THE REQUEST
Please convert all of the data below into a Markdown table with two columns, Row and Line: put a sequential number in Row and one line of text in Line. Leave out blank lines.
-----
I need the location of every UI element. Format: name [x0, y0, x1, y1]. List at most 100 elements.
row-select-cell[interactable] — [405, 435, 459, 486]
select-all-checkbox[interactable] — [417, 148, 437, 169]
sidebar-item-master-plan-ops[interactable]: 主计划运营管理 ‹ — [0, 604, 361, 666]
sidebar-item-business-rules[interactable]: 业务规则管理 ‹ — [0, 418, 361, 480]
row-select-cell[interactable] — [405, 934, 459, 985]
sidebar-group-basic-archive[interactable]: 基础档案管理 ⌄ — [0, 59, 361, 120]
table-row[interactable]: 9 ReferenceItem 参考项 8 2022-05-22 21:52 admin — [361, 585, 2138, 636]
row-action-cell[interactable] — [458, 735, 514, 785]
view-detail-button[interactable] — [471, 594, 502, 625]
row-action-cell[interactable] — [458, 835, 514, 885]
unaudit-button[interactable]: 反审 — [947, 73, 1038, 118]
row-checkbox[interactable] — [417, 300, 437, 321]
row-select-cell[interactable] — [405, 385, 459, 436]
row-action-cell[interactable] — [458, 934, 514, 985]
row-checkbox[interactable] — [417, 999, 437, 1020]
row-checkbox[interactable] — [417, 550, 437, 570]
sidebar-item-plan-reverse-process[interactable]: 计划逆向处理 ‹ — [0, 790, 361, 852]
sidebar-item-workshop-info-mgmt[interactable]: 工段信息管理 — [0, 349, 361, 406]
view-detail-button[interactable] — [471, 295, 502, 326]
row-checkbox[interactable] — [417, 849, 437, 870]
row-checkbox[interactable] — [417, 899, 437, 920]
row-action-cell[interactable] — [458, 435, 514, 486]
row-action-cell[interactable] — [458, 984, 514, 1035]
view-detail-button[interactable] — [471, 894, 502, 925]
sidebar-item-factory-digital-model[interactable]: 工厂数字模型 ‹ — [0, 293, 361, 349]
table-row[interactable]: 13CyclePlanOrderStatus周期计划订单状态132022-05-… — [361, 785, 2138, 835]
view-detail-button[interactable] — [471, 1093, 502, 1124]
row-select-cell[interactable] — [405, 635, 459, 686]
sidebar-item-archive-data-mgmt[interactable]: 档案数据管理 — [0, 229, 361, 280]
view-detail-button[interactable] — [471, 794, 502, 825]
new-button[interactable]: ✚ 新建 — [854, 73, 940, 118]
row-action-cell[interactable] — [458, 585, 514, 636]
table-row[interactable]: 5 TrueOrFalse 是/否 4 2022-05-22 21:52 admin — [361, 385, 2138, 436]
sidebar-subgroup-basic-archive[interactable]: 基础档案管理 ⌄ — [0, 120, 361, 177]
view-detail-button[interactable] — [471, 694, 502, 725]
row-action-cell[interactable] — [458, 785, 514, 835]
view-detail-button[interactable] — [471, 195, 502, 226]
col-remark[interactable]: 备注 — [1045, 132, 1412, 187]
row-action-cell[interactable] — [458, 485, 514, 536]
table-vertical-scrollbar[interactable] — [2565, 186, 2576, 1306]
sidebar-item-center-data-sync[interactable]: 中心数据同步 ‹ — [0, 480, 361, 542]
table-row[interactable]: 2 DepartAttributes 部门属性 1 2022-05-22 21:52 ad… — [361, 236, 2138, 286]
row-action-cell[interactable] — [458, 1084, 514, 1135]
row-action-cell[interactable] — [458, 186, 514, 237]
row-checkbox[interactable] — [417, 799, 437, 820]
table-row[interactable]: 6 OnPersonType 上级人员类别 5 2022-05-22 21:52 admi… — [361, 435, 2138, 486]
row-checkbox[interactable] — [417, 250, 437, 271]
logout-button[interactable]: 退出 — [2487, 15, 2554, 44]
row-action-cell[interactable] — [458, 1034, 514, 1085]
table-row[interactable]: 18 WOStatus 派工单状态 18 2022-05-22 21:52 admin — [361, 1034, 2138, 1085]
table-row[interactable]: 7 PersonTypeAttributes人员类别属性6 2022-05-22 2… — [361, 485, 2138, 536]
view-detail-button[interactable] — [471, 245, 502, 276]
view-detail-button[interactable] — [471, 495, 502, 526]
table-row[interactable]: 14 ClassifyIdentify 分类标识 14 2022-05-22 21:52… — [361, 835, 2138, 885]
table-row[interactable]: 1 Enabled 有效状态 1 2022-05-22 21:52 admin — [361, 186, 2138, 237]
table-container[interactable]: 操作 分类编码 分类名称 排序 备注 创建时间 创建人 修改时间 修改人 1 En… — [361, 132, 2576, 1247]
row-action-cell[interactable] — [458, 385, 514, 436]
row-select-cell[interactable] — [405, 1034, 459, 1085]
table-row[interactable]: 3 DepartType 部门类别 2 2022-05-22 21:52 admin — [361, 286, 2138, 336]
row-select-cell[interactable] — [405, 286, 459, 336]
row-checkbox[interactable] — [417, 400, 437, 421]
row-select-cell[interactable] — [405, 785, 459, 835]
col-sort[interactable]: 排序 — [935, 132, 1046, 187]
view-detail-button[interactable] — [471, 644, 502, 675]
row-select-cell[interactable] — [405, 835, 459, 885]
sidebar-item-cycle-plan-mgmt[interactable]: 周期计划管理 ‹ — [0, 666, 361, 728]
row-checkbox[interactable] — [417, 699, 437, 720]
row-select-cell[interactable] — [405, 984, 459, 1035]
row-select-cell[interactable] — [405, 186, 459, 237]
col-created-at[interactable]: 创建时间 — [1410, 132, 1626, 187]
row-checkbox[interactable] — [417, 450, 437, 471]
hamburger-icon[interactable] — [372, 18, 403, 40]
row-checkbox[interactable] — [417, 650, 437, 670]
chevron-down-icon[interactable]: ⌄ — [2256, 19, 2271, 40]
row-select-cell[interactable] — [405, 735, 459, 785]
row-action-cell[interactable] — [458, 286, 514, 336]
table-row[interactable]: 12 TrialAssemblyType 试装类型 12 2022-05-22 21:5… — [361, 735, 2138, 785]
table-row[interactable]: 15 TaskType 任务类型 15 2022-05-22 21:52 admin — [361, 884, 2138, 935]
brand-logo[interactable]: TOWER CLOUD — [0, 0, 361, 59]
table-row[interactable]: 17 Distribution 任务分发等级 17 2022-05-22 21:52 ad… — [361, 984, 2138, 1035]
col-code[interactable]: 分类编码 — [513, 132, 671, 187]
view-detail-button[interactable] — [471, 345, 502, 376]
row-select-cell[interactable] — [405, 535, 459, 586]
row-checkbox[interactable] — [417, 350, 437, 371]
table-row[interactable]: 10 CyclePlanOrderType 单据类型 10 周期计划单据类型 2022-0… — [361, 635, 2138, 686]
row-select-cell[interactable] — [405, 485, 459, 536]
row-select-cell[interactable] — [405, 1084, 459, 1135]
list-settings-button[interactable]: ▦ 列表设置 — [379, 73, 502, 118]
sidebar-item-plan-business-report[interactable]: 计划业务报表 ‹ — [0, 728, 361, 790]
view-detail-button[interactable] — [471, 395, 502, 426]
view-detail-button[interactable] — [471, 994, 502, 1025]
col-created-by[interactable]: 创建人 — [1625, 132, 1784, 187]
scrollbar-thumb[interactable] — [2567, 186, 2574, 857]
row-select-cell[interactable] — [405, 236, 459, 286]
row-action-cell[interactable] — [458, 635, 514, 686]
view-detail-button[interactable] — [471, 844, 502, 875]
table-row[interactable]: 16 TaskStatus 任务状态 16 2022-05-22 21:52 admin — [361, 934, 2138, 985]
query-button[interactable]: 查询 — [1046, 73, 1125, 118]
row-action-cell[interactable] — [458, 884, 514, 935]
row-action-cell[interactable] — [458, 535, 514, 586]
-----
TASK SOLUTION
| Row | Line |
|---|---|
| 1 | I need the location of every UI element. Format: name [x0, y0, x1, y1]. List at most 100 elements. |
| 2 | row-select-cell[interactable] — [405, 435, 459, 486] |
| 3 | select-all-checkbox[interactable] — [417, 148, 437, 169] |
| 4 | sidebar-item-master-plan-ops[interactable]: 主计划运营管理 ‹ — [0, 604, 361, 666] |
| 5 | sidebar-item-business-rules[interactable]: 业务规则管理 ‹ — [0, 418, 361, 480] |
| 6 | row-select-cell[interactable] — [405, 934, 459, 985] |
| 7 | sidebar-group-basic-archive[interactable]: 基础档案管理 ⌄ — [0, 59, 361, 120] |
| 8 | table-row[interactable]: 9 ReferenceItem 参考项 8 2022-05-22 21:52 admin — [361, 585, 2138, 636] |
| 9 | row-action-cell[interactable] — [458, 735, 514, 785] |
| 10 | view-detail-button[interactable] — [471, 594, 502, 625] |
| 11 | row-action-cell[interactable] — [458, 835, 514, 885] |
| 12 | unaudit-button[interactable]: 反审 — [947, 73, 1038, 118] |
| 13 | row-checkbox[interactable] — [417, 300, 437, 321] |
| 14 | row-select-cell[interactable] — [405, 385, 459, 436] |
| 15 | row-action-cell[interactable] — [458, 934, 514, 985] |
| 16 | row-checkbox[interactable] — [417, 999, 437, 1020] |
| 17 | row-checkbox[interactable] — [417, 550, 437, 570] |
| 18 | sidebar-item-plan-reverse-process[interactable]: 计划逆向处理 ‹ — [0, 790, 361, 852] |
| 19 | sidebar-item-workshop-info-mgmt[interactable]: 工段信息管理 — [0, 349, 361, 406] |
| 20 | view-detail-button[interactable] — [471, 295, 502, 326] |
| 21 | row-checkbox[interactable] — [417, 849, 437, 870] |
| 22 | row-checkbox[interactable] — [417, 899, 437, 920] |
| 23 | row-action-cell[interactable] — [458, 435, 514, 486] |
| 24 | row-action-cell[interactable] — [458, 984, 514, 1035] |
| 25 | view-detail-button[interactable] — [471, 894, 502, 925] |
| 26 | sidebar-item-factory-digital-model[interactable]: 工厂数字模型 ‹ — [0, 293, 361, 349] |
| 27 | table-row[interactable]: 13CyclePlanOrderStatus周期计划订单状态132022-05-… — [361, 785, 2138, 835] |
| 28 | view-detail-button[interactable] — [471, 1093, 502, 1124] |
| 29 | row-select-cell[interactable] — [405, 635, 459, 686] |
| 30 | sidebar-item-archive-data-mgmt[interactable]: 档案数据管理 — [0, 229, 361, 280] |
| 31 | view-detail-button[interactable] — [471, 794, 502, 825] |
| 32 | new-button[interactable]: ✚ 新建 — [854, 73, 940, 118] |
| 33 | row-action-cell[interactable] — [458, 585, 514, 636] |
| 34 | table-row[interactable]: 5 TrueOrFalse 是/否 4 2022-05-22 21:52 admin — [361, 385, 2138, 436] |
| 35 | sidebar-subgroup-basic-archive[interactable]: 基础档案管理 ⌄ — [0, 120, 361, 177] |
| 36 | view-detail-button[interactable] — [471, 694, 502, 725] |
| 37 | row-action-cell[interactable] — [458, 785, 514, 835] |
| 38 | view-detail-button[interactable] — [471, 195, 502, 226] |
| 39 | col-remark[interactable]: 备注 — [1045, 132, 1412, 187] |
| 40 | row-action-cell[interactable] — [458, 485, 514, 536] |
| 41 | table-vertical-scrollbar[interactable] — [2565, 186, 2576, 1306] |
| 42 | sidebar-item-center-data-sync[interactable]: 中心数据同步 ‹ — [0, 480, 361, 542] |
| 43 | table-row[interactable]: 2 DepartAttributes 部门属性 1 2022-05-22 21:52 ad… — [361, 236, 2138, 286] |
| 44 | row-action-cell[interactable] — [458, 1084, 514, 1135] |
| 45 | row-action-cell[interactable] — [458, 186, 514, 237] |
| 46 | row-checkbox[interactable] — [417, 799, 437, 820] |
| 47 | table-row[interactable]: 6 OnPersonType 上级人员类别 5 2022-05-22 21:52 admi… — [361, 435, 2138, 486] |
| 48 | row-checkbox[interactable] — [417, 250, 437, 271] |
| 49 | logout-button[interactable]: 退出 — [2487, 15, 2554, 44] |
| 50 | row-action-cell[interactable] — [458, 1034, 514, 1085] |
| 51 | table-row[interactable]: 18 WOStatus 派工单状态 18 2022-05-22 21:52 admin — [361, 1034, 2138, 1085] |
| 52 | table-row[interactable]: 7 PersonTypeAttributes人员类别属性6 2022-05-22 2… — [361, 485, 2138, 536] |
| 53 | view-detail-button[interactable] — [471, 245, 502, 276] |
| 54 | view-detail-button[interactable] — [471, 495, 502, 526] |
| 55 | table-row[interactable]: 14 ClassifyIdentify 分类标识 14 2022-05-22 21:52… — [361, 835, 2138, 885] |
| 56 | table-row[interactable]: 1 Enabled 有效状态 1 2022-05-22 21:52 admin — [361, 186, 2138, 237] |
| 57 | table-container[interactable]: 操作 分类编码 分类名称 排序 备注 创建时间 创建人 修改时间 修改人 1 En… — [361, 132, 2576, 1247] |
| 58 | row-action-cell[interactable] — [458, 385, 514, 436] |
| 59 | row-select-cell[interactable] — [405, 1034, 459, 1085] |
| 60 | table-row[interactable]: 3 DepartType 部门类别 2 2022-05-22 21:52 admin — [361, 286, 2138, 336] |
| 61 | row-select-cell[interactable] — [405, 286, 459, 336] |
| 62 | row-checkbox[interactable] — [417, 400, 437, 421] |
| 63 | row-select-cell[interactable] — [405, 785, 459, 835] |
| 64 | col-sort[interactable]: 排序 — [935, 132, 1046, 187] |
| 65 | view-detail-button[interactable] — [471, 644, 502, 675] |
| 66 | row-select-cell[interactable] — [405, 835, 459, 885] |
| 67 | sidebar-item-cycle-plan-mgmt[interactable]: 周期计划管理 ‹ — [0, 666, 361, 728] |
| 68 | row-checkbox[interactable] — [417, 699, 437, 720] |
| 69 | row-select-cell[interactable] — [405, 984, 459, 1035] |
| 70 | row-select-cell[interactable] — [405, 186, 459, 237] |
| 71 | col-created-at[interactable]: 创建时间 — [1410, 132, 1626, 187] |
| 72 | row-checkbox[interactable] — [417, 450, 437, 471] |
| 73 | hamburger-icon[interactable] — [372, 18, 403, 40] |
| 74 | row-checkbox[interactable] — [417, 650, 437, 670] |
| 75 | chevron-down-icon[interactable]: ⌄ — [2256, 19, 2271, 40] |
| 76 | row-select-cell[interactable] — [405, 735, 459, 785] |
| 77 | row-action-cell[interactable] — [458, 286, 514, 336] |
| 78 | table-row[interactable]: 12 TrialAssemblyType 试装类型 12 2022-05-22 21:5… — [361, 735, 2138, 785] |
| 79 | table-row[interactable]: 15 TaskType 任务类型 15 2022-05-22 21:52 admin — [361, 884, 2138, 935] |
| 80 | brand-logo[interactable]: TOWER CLOUD — [0, 0, 361, 59] |
| 81 | table-row[interactable]: 17 Distribution 任务分发等级 17 2022-05-22 21:52 ad… — [361, 984, 2138, 1035] |
| 82 | col-code[interactable]: 分类编码 — [513, 132, 671, 187] |
| 83 | view-detail-button[interactable] — [471, 345, 502, 376] |
| 84 | row-select-cell[interactable] — [405, 535, 459, 586] |
| 85 | row-checkbox[interactable] — [417, 350, 437, 371] |
| 86 | table-row[interactable]: 10 CyclePlanOrderType 单据类型 10 周期计划单据类型 2022-0… — [361, 635, 2138, 686] |
| 87 | row-select-cell[interactable] — [405, 485, 459, 536] |
| 88 | row-select-cell[interactable] — [405, 1084, 459, 1135] |
| 89 | list-settings-button[interactable]: ▦ 列表设置 — [379, 73, 502, 118] |
| 90 | sidebar-item-plan-business-report[interactable]: 计划业务报表 ‹ — [0, 728, 361, 790] |
| 91 | view-detail-button[interactable] — [471, 395, 502, 426] |
| 92 | view-detail-button[interactable] — [471, 994, 502, 1025] |
| 93 | col-created-by[interactable]: 创建人 — [1625, 132, 1784, 187] |
| 94 | scrollbar-thumb[interactable] — [2567, 186, 2574, 857] |
| 95 | row-select-cell[interactable] — [405, 236, 459, 286] |
| 96 | row-action-cell[interactable] — [458, 635, 514, 686] |
| 97 | view-detail-button[interactable] — [471, 844, 502, 875] |
| 98 | table-row[interactable]: 16 TaskStatus 任务状态 16 2022-05-22 21:52 admin — [361, 934, 2138, 985] |
| 99 | query-button[interactable]: 查询 — [1046, 73, 1125, 118] |
| 100 | row-action-cell[interactable] — [458, 884, 514, 935] |
| 101 | row-action-cell[interactable] — [458, 535, 514, 586] |